-- Begin Extracted material --

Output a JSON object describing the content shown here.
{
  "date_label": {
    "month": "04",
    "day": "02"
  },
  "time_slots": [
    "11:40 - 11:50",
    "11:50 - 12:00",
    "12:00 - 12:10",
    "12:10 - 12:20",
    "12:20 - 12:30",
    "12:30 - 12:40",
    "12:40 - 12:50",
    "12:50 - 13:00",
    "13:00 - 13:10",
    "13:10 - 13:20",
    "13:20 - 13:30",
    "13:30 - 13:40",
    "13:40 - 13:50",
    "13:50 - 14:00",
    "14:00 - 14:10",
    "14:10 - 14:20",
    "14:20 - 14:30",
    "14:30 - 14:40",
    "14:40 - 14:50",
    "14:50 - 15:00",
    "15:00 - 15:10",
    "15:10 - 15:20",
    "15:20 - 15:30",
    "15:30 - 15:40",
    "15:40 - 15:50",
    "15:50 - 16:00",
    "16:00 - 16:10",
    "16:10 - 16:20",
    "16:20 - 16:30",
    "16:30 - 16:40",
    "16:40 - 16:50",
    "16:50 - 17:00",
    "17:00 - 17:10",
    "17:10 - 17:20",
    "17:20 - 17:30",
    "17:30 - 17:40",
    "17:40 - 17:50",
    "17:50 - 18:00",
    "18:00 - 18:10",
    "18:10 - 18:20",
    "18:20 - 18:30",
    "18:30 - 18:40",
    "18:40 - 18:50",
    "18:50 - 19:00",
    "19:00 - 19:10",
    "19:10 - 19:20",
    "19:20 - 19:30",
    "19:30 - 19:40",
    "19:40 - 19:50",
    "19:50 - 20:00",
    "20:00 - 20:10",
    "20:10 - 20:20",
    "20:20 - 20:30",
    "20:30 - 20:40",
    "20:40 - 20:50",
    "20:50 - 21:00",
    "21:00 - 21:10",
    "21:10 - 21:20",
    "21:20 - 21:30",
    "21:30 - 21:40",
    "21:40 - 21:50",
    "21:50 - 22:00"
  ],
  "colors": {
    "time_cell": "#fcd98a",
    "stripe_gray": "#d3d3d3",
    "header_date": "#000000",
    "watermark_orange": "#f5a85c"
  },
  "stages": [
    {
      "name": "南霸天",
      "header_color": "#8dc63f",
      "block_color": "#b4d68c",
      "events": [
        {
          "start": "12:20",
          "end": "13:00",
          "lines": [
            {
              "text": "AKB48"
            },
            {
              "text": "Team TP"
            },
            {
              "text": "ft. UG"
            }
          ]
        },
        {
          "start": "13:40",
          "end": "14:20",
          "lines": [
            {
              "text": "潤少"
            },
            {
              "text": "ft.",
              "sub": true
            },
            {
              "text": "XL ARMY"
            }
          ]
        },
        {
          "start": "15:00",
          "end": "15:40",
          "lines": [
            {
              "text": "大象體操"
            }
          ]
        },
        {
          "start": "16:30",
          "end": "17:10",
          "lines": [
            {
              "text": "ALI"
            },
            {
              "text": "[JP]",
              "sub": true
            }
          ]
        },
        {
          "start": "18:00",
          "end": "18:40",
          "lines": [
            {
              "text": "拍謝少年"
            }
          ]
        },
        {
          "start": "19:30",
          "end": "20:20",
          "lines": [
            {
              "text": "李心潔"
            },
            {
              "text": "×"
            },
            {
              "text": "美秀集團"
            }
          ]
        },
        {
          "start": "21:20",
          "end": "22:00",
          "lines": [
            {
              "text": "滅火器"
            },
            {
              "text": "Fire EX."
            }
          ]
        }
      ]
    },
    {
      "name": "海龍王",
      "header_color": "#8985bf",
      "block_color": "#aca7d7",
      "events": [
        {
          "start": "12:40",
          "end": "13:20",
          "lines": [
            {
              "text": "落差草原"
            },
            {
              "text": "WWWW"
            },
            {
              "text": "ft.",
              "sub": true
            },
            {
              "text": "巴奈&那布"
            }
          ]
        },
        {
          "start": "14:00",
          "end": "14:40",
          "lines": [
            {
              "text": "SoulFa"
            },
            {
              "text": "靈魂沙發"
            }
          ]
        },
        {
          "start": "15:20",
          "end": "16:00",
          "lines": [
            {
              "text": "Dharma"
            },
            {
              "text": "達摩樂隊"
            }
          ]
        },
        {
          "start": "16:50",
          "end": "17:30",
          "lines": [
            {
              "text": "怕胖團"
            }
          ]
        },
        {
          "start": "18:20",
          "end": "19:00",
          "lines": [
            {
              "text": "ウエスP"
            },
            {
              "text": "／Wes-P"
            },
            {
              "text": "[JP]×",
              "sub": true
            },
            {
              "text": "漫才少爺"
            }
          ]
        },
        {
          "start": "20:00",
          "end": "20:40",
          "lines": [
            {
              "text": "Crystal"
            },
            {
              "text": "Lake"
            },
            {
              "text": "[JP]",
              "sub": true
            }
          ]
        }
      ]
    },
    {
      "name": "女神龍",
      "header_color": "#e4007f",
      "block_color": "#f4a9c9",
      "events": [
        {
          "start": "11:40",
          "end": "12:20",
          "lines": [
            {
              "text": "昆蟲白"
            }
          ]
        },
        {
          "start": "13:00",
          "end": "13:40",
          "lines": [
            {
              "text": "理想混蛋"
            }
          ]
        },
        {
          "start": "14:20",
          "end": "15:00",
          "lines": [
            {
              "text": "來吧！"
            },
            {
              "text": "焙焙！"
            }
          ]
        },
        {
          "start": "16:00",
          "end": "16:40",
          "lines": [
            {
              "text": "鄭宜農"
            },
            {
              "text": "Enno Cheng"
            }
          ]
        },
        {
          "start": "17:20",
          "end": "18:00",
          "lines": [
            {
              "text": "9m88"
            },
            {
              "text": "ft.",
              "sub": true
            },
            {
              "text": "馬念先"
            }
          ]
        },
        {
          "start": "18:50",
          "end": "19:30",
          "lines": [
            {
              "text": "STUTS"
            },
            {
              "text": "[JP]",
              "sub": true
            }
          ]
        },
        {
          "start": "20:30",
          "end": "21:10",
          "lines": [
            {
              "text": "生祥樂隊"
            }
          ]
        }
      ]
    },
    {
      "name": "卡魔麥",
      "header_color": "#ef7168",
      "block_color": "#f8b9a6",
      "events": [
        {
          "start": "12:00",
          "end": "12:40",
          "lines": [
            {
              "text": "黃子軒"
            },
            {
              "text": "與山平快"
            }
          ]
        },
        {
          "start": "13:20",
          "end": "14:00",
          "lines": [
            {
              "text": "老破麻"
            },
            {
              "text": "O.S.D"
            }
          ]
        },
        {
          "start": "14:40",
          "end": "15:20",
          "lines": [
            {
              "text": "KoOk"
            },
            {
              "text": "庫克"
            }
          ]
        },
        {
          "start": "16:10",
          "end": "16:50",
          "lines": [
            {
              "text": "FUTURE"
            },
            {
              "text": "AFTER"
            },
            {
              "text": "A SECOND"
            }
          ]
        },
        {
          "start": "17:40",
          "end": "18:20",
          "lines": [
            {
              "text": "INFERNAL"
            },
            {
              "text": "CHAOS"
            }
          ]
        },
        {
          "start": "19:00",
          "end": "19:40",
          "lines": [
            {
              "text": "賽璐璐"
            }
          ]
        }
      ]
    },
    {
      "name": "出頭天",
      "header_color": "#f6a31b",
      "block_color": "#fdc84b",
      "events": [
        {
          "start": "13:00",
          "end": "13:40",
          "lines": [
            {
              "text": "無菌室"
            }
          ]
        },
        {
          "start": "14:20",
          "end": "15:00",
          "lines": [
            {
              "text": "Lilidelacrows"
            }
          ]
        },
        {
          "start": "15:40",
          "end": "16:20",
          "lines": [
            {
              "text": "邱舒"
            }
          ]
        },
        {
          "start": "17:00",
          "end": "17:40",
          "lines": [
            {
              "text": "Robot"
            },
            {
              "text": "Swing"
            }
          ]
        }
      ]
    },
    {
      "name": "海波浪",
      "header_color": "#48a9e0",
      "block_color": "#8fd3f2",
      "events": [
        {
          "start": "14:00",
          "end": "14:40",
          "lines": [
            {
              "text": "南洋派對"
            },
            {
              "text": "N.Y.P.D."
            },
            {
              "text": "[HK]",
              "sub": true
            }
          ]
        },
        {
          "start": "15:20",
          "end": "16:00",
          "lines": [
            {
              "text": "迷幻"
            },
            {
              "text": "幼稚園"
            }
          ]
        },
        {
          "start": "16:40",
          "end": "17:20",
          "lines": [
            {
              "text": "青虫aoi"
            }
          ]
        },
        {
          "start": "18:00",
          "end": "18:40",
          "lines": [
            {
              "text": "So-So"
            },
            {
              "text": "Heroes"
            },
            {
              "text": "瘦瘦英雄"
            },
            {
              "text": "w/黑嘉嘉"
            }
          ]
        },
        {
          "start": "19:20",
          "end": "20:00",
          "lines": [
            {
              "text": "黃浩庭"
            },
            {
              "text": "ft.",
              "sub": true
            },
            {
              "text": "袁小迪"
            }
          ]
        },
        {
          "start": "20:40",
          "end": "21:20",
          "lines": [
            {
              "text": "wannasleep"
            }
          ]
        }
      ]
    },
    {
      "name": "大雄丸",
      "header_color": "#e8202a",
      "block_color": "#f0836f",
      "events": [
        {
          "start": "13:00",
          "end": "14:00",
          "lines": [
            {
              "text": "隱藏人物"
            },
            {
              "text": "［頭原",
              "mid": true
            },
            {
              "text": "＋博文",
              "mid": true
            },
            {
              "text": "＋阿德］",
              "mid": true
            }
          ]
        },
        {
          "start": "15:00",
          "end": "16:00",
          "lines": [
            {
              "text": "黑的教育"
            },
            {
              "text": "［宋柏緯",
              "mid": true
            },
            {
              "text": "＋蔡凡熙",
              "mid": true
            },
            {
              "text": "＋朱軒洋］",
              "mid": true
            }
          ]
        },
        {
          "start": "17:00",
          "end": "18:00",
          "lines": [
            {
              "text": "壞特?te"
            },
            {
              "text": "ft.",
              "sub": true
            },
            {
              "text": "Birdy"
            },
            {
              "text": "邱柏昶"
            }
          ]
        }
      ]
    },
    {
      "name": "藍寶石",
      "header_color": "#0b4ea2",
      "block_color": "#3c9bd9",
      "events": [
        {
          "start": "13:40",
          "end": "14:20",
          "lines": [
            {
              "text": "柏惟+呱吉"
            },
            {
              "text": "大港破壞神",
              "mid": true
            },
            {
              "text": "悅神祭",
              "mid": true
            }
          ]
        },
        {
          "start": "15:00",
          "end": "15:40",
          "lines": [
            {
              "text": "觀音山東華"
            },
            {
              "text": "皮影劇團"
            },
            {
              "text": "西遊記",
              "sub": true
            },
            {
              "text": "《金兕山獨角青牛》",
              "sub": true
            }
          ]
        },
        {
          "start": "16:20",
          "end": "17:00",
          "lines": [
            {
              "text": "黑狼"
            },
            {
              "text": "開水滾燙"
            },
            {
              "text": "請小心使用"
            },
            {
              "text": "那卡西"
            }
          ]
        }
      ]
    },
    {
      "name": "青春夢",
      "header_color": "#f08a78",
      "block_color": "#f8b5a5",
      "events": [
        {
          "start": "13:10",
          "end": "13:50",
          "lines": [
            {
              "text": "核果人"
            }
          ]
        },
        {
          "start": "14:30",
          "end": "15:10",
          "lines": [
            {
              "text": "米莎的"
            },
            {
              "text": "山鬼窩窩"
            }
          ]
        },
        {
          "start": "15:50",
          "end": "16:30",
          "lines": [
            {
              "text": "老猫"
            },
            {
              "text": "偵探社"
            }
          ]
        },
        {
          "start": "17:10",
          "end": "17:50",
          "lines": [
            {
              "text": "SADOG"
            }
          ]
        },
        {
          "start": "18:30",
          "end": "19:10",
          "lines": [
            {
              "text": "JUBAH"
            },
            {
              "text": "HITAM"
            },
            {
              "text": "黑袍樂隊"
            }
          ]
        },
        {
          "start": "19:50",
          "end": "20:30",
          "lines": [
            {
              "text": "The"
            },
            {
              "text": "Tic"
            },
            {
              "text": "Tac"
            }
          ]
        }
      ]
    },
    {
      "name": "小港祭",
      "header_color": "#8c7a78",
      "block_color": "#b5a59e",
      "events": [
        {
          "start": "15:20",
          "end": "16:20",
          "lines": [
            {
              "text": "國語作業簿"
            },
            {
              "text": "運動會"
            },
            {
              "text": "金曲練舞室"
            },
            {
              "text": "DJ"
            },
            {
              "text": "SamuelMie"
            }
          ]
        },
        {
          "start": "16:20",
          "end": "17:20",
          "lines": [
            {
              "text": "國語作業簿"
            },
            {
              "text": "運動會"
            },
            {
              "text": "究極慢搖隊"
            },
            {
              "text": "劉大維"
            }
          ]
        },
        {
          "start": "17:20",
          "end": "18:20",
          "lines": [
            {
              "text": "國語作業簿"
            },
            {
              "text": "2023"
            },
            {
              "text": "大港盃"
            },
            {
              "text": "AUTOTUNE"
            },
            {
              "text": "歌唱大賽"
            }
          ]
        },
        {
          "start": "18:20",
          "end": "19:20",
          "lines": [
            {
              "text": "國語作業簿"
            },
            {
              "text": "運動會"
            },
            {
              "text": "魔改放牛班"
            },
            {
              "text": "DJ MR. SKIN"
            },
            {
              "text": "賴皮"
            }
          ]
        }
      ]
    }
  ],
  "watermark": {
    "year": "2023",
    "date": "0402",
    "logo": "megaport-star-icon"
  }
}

-- End Extracted material --

■ The task: Count the lines of the data that include the string "name", and give only that number.

■ Response to the exercise: 10